(Document page records)
--*--

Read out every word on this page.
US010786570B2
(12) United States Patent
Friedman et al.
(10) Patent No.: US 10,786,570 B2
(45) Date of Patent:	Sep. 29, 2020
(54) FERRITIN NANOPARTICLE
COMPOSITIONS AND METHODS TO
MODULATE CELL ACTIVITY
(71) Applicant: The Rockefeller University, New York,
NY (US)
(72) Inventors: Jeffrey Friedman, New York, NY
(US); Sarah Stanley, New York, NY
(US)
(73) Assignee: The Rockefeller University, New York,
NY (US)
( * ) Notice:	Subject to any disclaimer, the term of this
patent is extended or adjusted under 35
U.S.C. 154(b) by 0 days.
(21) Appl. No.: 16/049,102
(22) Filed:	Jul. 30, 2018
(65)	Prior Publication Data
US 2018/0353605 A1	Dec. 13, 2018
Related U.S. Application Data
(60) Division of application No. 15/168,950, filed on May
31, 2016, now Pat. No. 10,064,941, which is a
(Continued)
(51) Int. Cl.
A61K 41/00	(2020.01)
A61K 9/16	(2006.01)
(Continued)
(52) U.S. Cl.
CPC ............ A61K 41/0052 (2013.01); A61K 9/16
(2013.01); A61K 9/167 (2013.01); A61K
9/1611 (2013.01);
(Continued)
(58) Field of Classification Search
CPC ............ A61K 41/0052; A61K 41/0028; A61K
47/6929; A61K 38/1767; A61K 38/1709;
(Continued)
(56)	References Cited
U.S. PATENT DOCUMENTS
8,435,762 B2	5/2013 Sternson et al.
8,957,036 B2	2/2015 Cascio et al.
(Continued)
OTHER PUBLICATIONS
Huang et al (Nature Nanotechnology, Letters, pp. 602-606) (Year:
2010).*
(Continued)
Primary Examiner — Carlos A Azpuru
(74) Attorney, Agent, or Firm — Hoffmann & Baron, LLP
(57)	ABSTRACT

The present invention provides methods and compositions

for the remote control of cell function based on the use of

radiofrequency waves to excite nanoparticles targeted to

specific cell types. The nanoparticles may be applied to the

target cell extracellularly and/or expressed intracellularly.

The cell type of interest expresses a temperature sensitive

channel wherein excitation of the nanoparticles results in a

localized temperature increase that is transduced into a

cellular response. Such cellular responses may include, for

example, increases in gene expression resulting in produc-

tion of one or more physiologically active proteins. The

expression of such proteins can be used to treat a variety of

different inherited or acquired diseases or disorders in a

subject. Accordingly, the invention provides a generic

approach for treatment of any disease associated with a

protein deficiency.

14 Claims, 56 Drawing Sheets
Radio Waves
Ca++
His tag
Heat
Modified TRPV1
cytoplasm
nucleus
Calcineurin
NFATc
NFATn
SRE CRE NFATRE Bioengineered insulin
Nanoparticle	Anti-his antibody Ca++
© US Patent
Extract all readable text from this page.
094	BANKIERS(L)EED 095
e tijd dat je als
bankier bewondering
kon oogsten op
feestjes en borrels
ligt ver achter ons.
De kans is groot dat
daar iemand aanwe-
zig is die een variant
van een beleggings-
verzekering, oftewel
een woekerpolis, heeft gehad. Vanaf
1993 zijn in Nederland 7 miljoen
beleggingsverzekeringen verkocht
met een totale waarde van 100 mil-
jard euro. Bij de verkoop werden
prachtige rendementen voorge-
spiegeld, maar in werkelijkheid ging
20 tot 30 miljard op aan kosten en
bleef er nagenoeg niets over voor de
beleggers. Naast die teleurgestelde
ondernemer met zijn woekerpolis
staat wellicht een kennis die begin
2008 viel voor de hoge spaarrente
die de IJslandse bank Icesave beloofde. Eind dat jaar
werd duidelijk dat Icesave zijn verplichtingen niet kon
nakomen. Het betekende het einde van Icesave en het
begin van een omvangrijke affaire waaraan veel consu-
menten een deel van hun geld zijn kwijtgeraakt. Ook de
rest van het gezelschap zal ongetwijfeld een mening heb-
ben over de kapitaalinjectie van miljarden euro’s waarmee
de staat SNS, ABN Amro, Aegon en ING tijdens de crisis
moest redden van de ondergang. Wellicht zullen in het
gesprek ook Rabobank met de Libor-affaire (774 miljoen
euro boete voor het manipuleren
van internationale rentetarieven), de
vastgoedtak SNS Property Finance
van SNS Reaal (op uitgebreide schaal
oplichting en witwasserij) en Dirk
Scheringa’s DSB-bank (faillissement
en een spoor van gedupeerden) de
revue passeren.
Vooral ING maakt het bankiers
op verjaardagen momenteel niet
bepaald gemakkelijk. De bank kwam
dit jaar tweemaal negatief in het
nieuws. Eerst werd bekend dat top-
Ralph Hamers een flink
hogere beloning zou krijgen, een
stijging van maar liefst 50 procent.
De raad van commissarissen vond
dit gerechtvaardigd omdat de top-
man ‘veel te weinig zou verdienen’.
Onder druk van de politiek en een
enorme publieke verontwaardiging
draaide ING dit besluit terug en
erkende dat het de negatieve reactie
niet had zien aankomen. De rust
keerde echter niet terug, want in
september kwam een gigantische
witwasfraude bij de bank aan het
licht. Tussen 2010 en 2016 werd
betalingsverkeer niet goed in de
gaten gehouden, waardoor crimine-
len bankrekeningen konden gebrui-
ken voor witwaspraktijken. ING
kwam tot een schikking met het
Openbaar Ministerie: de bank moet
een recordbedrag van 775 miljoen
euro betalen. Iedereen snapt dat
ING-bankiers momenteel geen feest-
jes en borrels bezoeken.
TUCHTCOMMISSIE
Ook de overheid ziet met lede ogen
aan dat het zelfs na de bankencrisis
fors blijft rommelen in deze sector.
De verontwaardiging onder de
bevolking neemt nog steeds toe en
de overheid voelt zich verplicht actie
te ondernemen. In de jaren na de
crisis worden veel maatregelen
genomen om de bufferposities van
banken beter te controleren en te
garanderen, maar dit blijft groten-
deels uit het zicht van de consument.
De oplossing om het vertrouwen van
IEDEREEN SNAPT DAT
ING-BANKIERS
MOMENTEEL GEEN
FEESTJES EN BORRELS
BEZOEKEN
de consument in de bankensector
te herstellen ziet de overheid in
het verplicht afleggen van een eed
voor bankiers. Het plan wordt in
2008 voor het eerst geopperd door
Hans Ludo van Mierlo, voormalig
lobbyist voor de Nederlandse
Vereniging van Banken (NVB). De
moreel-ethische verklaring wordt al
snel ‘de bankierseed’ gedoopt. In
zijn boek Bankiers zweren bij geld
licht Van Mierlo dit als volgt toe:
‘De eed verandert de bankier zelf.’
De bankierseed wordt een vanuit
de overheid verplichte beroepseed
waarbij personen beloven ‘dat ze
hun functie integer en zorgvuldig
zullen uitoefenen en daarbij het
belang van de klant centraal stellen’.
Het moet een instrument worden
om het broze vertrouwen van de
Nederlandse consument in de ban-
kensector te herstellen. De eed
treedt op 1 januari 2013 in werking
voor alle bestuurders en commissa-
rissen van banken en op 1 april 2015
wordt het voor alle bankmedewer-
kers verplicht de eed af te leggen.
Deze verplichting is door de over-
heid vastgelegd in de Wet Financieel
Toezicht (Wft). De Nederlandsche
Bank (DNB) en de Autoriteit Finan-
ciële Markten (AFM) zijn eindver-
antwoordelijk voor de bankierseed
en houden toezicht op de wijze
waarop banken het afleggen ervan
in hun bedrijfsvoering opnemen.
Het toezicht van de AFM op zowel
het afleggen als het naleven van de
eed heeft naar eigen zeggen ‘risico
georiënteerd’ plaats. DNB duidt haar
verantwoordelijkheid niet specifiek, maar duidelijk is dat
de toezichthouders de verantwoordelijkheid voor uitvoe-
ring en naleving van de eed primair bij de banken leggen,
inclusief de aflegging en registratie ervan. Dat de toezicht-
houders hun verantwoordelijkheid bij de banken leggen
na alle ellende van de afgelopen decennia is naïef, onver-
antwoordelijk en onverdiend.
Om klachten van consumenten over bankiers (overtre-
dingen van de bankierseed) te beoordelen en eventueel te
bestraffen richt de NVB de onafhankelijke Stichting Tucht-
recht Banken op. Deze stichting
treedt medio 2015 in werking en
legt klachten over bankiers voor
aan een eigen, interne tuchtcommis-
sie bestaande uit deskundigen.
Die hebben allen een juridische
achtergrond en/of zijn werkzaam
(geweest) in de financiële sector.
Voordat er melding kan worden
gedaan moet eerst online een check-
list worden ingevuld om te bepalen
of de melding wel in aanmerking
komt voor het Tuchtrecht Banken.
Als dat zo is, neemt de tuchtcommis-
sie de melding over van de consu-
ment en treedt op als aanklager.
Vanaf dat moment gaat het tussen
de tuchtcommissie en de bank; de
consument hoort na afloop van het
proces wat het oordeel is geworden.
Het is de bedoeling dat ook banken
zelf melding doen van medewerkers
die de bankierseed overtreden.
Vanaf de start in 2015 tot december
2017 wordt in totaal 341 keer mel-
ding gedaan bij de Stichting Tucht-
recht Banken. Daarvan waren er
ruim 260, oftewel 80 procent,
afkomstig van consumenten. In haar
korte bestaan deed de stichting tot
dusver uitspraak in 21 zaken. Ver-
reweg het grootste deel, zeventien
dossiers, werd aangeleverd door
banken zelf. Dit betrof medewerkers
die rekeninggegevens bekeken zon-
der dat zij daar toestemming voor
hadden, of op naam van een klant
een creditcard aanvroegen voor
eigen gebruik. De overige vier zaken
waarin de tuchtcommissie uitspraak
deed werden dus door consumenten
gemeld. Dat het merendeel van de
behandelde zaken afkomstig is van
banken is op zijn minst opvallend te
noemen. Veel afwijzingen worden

--*--

● **Task description**:
Which lines of the records contain "afkomstig"? Show each of them.

● **Response to the exercise**:
afkomstig van consumenten. In haar
behandelde zaken afkomstig is van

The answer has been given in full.